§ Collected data
★ ★ ★
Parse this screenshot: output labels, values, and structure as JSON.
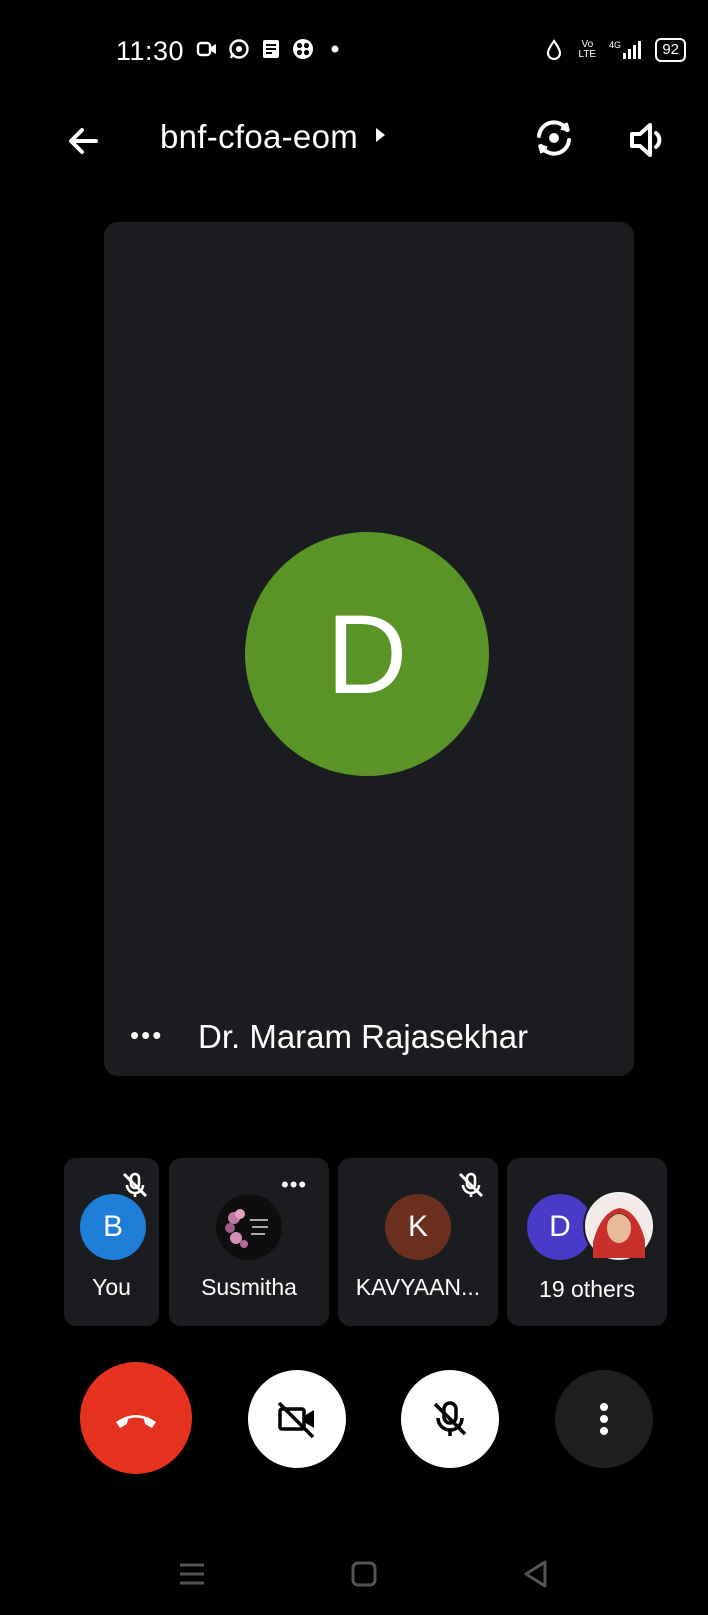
{
  "status_bar": {
    "time": "11:30",
    "battery": "92",
    "network": "4G",
    "volte": "Vo LTE"
  },
  "header": {
    "title": "bnf-cfoa-eom",
    "icons": [
      "back-arrow-icon",
      "chevron-right-icon",
      "switch-camera-icon",
      "speaker-icon"
    ]
  },
  "main_tile": {
    "initial": "D",
    "presenter_name": "Dr. Maram Rajasekhar",
    "more_label": "•••",
    "avatar_color": "#5a9427",
    "background": "#1b1c1f"
  },
  "participants": [
    {
      "name": "You",
      "initial": "B",
      "color": "#1f7fd8",
      "muted": true
    },
    {
      "name": "Susmitha",
      "image": "flower-avatar",
      "muted": false,
      "more": "•••"
    },
    {
      "name": "KAVYAAN...",
      "initial": "K",
      "color": "#6b2f1f",
      "muted": true
    },
    {
      "name": "19 others",
      "initial": "D",
      "color": "#4a3ac8",
      "extra": "photo-avatar"
    }
  ],
  "controls": {
    "end_call_color": "#e5321e",
    "camera_state": "off",
    "mic_state": "muted",
    "icons": [
      "end-call-icon",
      "camera-off-icon",
      "mic-off-icon",
      "more-vert-icon"
    ]
  },
  "nav_bar": {
    "icons": [
      "menu-icon",
      "home-icon",
      "back-triangle-icon"
    ]
  }
}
★ ★ ★
Repeat every record precisely. Any picture among them stays out of the copy.

Parse this screenshot: output labels, values, and structure as JSON.
{
  "status_bar": {
    "time": "11:30",
    "battery": "92",
    "network": "4G",
    "volte": "Vo LTE"
  },
  "header": {
    "title": "bnf-cfoa-eom",
    "icons": [
      "back-arrow-icon",
      "chevron-right-icon",
      "switch-camera-icon",
      "speaker-icon"
    ]
  },
  "main_tile": {
    "initial": "D",
    "presenter_name": "Dr. Maram Rajasekhar",
    "more_label": "•••",
    "avatar_color": "#5a9427",
    "background": "#1b1c1f"
  },
  "participants": [
    {
      "name": "You",
      "initial": "B",
      "color": "#1f7fd8",
      "muted": true
    },
    {
      "name": "Susmitha",
      "image": "flower-avatar",
      "muted": false,
      "more": "•••"
    },
    {
      "name": "KAVYAAN...",
      "initial": "K",
      "color": "#6b2f1f",
      "muted": true
    },
    {
      "name": "19 others",
      "initial": "D",
      "color": "#4a3ac8",
      "extra": "photo-avatar"
    }
  ],
  "controls": {
    "end_call_color": "#e5321e",
    "camera_state": "off",
    "mic_state": "muted",
    "icons": [
      "end-call-icon",
      "camera-off-icon",
      "mic-off-icon",
      "more-vert-icon"
    ]
  },
  "nav_bar": {
    "icons": [
      "menu-icon",
      "home-icon",
      "back-triangle-icon"
    ]
  }
}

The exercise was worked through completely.